### DESCRIPTION OF THE TASK
Write every line of the material out exactly as shown.

### SUPPLIED ENTRIES
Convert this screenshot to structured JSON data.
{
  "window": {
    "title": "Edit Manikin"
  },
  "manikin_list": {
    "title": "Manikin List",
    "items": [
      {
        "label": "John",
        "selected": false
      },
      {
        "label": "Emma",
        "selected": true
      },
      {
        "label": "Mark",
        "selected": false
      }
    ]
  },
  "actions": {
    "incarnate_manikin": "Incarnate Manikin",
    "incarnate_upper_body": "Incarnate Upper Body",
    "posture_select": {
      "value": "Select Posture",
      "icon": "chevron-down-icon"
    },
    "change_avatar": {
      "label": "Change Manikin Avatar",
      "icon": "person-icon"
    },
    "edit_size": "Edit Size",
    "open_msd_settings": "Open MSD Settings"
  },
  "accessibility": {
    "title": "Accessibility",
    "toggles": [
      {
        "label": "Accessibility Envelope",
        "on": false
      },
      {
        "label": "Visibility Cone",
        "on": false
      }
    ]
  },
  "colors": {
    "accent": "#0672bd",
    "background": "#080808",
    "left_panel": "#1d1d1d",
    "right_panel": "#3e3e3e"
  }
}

### RESULT FOR THIS TASK
Convert this screenshot to structured JSON data.
{
  "window": {
    "title": "Edit Manikin"
  },
  "manikin_list": {
    "title": "Manikin List",
    "items": [
      {
        "label": "John",
        "selected": false
      },
      {
        "label": "Emma",
        "selected": true
      },
      {
        "label": "Mark",
        "selected": false
      }
    ]
  },
  "actions": {
    "incarnate_manikin": "Incarnate Manikin",
    "incarnate_upper_body": "Incarnate Upper Body",
    "posture_select": {
      "value": "Select Posture",
      "icon": "chevron-down-icon"
    },
    "change_avatar": {
      "label": "Change Manikin Avatar",
      "icon": "person-icon"
    },
    "edit_size": "Edit Size",
    "open_msd_settings": "Open MSD Settings"
  },
  "accessibility": {
    "title": "Accessibility",
    "toggles": [
      {
        "label": "Accessibility Envelope",
        "on": false
      },
      {
        "label": "Visibility Cone",
        "on": false
      }
    ]
  },
  "colors": {
    "accent": "#0672bd",
    "background": "#080808",
    "left_panel": "#1d1d1d",
    "right_panel": "#3e3e3e"
  }
}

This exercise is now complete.